= PROVIDED ENTRIES =
◇ ◇ ◇

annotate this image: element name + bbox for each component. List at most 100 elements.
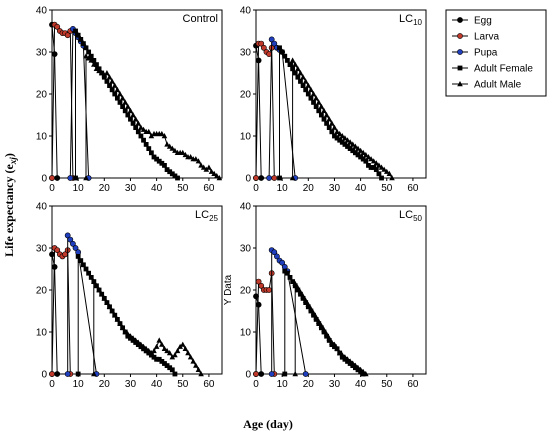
data-point — [146, 146, 152, 151]
data-point — [311, 100, 316, 105]
y-tick-label: 0 — [245, 370, 251, 381]
data-point — [274, 253, 280, 260]
data-point — [200, 164, 207, 170]
data-point — [386, 170, 393, 176]
data-point — [302, 297, 309, 303]
data-point — [313, 314, 319, 320]
data-point — [128, 116, 133, 122]
x-tick-label: 0 — [49, 183, 55, 194]
data-point — [193, 156, 199, 162]
data-point — [143, 345, 149, 351]
plot-frame — [51, 205, 223, 375]
data-point — [342, 142, 348, 147]
series-line — [93, 279, 202, 375]
data-point — [119, 324, 126, 330]
data-point — [117, 100, 123, 105]
data-point — [334, 135, 340, 141]
data-point — [164, 167, 170, 172]
data-point — [277, 175, 282, 181]
data-point — [67, 175, 74, 181]
data-point — [289, 175, 296, 181]
data-point — [172, 147, 178, 153]
data-point — [172, 352, 178, 358]
data-point — [321, 107, 327, 113]
data-point — [352, 143, 359, 149]
data-point — [360, 149, 367, 155]
data-point — [94, 62, 99, 67]
legend-item: Pupa — [452, 48, 498, 59]
series-larva — [253, 270, 278, 377]
data-point — [117, 91, 123, 97]
data-point — [86, 270, 92, 276]
data-point — [91, 278, 97, 284]
data-point — [49, 175, 55, 181]
data-point — [357, 366, 364, 372]
data-point — [111, 312, 118, 318]
y-axis-label: Life expectancy (exj) — [2, 153, 18, 257]
data-point — [54, 371, 61, 377]
x-tick-label: 60 — [407, 183, 419, 194]
data-point — [130, 335, 136, 341]
data-point — [295, 65, 301, 71]
data-point — [305, 91, 311, 97]
data-point — [371, 165, 377, 170]
data-point — [282, 371, 288, 377]
data-point — [287, 62, 293, 67]
data-point — [161, 133, 168, 139]
data-point — [308, 95, 314, 101]
y-tick-label: 40 — [36, 202, 48, 213]
y-tick-label: 0 — [245, 174, 251, 185]
data-point — [73, 175, 78, 181]
data-point — [185, 350, 191, 356]
data-point — [315, 318, 322, 324]
data-point — [366, 163, 371, 168]
data-point — [321, 116, 327, 122]
data-point — [64, 232, 71, 239]
legend-label: Adult Female — [474, 64, 533, 75]
data-point — [162, 361, 167, 366]
data-point — [172, 371, 178, 377]
data-point — [88, 53, 94, 59]
data-point — [78, 37, 84, 42]
data-point — [119, 95, 126, 101]
x-tick-label: 50 — [177, 183, 189, 194]
data-point — [352, 362, 359, 368]
data-point — [360, 156, 366, 162]
data-point — [310, 91, 317, 97]
series-adult-female — [73, 28, 180, 181]
data-point — [315, 99, 322, 105]
data-point — [91, 371, 97, 377]
data-point — [321, 326, 327, 333]
legend-label: Egg — [474, 16, 492, 27]
data-point — [190, 358, 197, 364]
data-point — [143, 142, 149, 147]
x-tick-label: 10 — [73, 183, 85, 194]
data-point — [347, 139, 353, 145]
x-tick-label: 20 — [303, 183, 315, 194]
data-point — [326, 335, 333, 341]
data-point — [73, 28, 78, 34]
data-point — [287, 275, 293, 280]
legend-marker — [457, 65, 463, 71]
y-tick-label: 40 — [240, 6, 252, 17]
x-tick-label: 10 — [277, 183, 289, 194]
legend-item: Adult Male — [452, 80, 522, 91]
data-point — [339, 352, 346, 358]
data-point — [91, 58, 97, 63]
data-point — [383, 168, 390, 174]
data-point — [151, 347, 157, 354]
data-point — [284, 270, 290, 276]
data-point — [363, 151, 369, 158]
data-point — [195, 366, 202, 372]
data-point — [342, 354, 348, 360]
data-point — [75, 254, 81, 259]
x-tick-label: 10 — [73, 379, 85, 390]
data-point — [78, 258, 84, 263]
series-adult-male — [292, 280, 369, 377]
data-point — [127, 107, 134, 113]
data-point — [151, 354, 157, 360]
data-point — [166, 143, 173, 149]
data-point — [167, 365, 173, 371]
legend-marker — [457, 17, 463, 23]
data-point — [292, 280, 299, 286]
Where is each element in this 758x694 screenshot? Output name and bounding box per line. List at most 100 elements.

◇ ◇ ◇

= WHAT NEEDS TO BE DONE =
Repeat all the items above, renaming "data-point" to "point-marker" wherever it appears and changing nothing else. Leave out the pictures.

= TASK SOLUTION =
annotate this image: element name + bbox for each component. List at most 100 elements.
point-marker — [146, 146, 152, 151]
point-marker — [311, 100, 316, 105]
y-tick-label: 0 — [245, 370, 251, 381]
point-marker — [274, 253, 280, 260]
point-marker — [200, 164, 207, 170]
point-marker — [386, 170, 393, 176]
point-marker — [302, 297, 309, 303]
point-marker — [313, 314, 319, 320]
point-marker — [128, 116, 133, 122]
x-tick-label: 0 — [49, 183, 55, 194]
point-marker — [193, 156, 199, 162]
point-marker — [143, 345, 149, 351]
plot-frame — [51, 205, 223, 375]
point-marker — [342, 142, 348, 147]
series-line — [93, 279, 202, 375]
point-marker — [119, 324, 126, 330]
point-marker — [117, 100, 123, 105]
point-marker — [334, 135, 340, 141]
point-marker — [164, 167, 170, 172]
point-marker — [277, 175, 282, 181]
point-marker — [67, 175, 74, 181]
point-marker — [289, 175, 296, 181]
point-marker — [172, 147, 178, 153]
point-marker — [172, 352, 178, 358]
point-marker — [321, 107, 327, 113]
point-marker — [352, 143, 359, 149]
point-marker — [360, 149, 367, 155]
point-marker — [94, 62, 99, 67]
legend-item: Pupa — [452, 48, 498, 59]
series-larva — [253, 270, 278, 377]
point-marker — [117, 91, 123, 97]
point-marker — [86, 270, 92, 276]
point-marker — [91, 278, 97, 284]
point-marker — [49, 175, 55, 181]
point-marker — [357, 366, 364, 372]
point-marker — [111, 312, 118, 318]
y-axis-label: Life expectancy (exj) — [2, 153, 18, 257]
point-marker — [54, 371, 61, 377]
x-tick-label: 60 — [407, 183, 419, 194]
point-marker — [130, 335, 136, 341]
point-marker — [295, 65, 301, 71]
point-marker — [305, 91, 311, 97]
point-marker — [371, 165, 377, 170]
point-marker — [282, 371, 288, 377]
point-marker — [287, 62, 293, 67]
point-marker — [161, 133, 168, 139]
point-marker — [308, 95, 314, 101]
y-tick-label: 40 — [36, 202, 48, 213]
y-tick-label: 0 — [245, 174, 251, 185]
point-marker — [73, 175, 78, 181]
point-marker — [185, 350, 191, 356]
point-marker — [315, 318, 322, 324]
point-marker — [366, 163, 371, 168]
point-marker — [321, 116, 327, 122]
point-marker — [64, 232, 71, 239]
legend-label: Adult Female — [474, 64, 533, 75]
point-marker — [162, 361, 167, 366]
point-marker — [172, 371, 178, 377]
point-marker — [88, 53, 94, 59]
point-marker — [78, 37, 84, 42]
point-marker — [119, 95, 126, 101]
x-tick-label: 50 — [177, 183, 189, 194]
point-marker — [352, 362, 359, 368]
point-marker — [360, 156, 366, 162]
point-marker — [310, 91, 317, 97]
series-adult-female — [73, 28, 180, 181]
point-marker — [315, 99, 322, 105]
point-marker — [91, 371, 97, 377]
point-marker — [321, 326, 327, 333]
legend-label: Egg — [474, 16, 492, 27]
point-marker — [190, 358, 197, 364]
point-marker — [143, 142, 149, 147]
x-tick-label: 10 — [73, 183, 85, 194]
point-marker — [347, 139, 353, 145]
x-tick-label: 20 — [303, 183, 315, 194]
point-marker — [326, 335, 333, 341]
point-marker — [73, 28, 78, 34]
point-marker — [287, 275, 293, 280]
legend-marker — [457, 65, 463, 71]
y-tick-label: 40 — [240, 6, 252, 17]
x-tick-label: 10 — [277, 183, 289, 194]
legend-item: Adult Male — [452, 80, 522, 91]
point-marker — [339, 352, 346, 358]
point-marker — [91, 58, 97, 63]
point-marker — [383, 168, 390, 174]
point-marker — [151, 347, 157, 354]
point-marker — [284, 270, 290, 276]
point-marker — [363, 151, 369, 158]
point-marker — [195, 366, 202, 372]
point-marker — [342, 354, 348, 360]
point-marker — [75, 254, 81, 259]
x-tick-label: 10 — [73, 379, 85, 390]
point-marker — [78, 258, 84, 263]
series-adult-male — [292, 280, 369, 377]
point-marker — [127, 107, 134, 113]
point-marker — [151, 354, 157, 360]
point-marker — [166, 143, 173, 149]
point-marker — [167, 365, 173, 371]
legend-marker — [457, 17, 463, 23]
point-marker — [292, 280, 299, 286]
Where is each element in this 758x694 screenshot? Output name and bounding box per line. List at most 100 elements.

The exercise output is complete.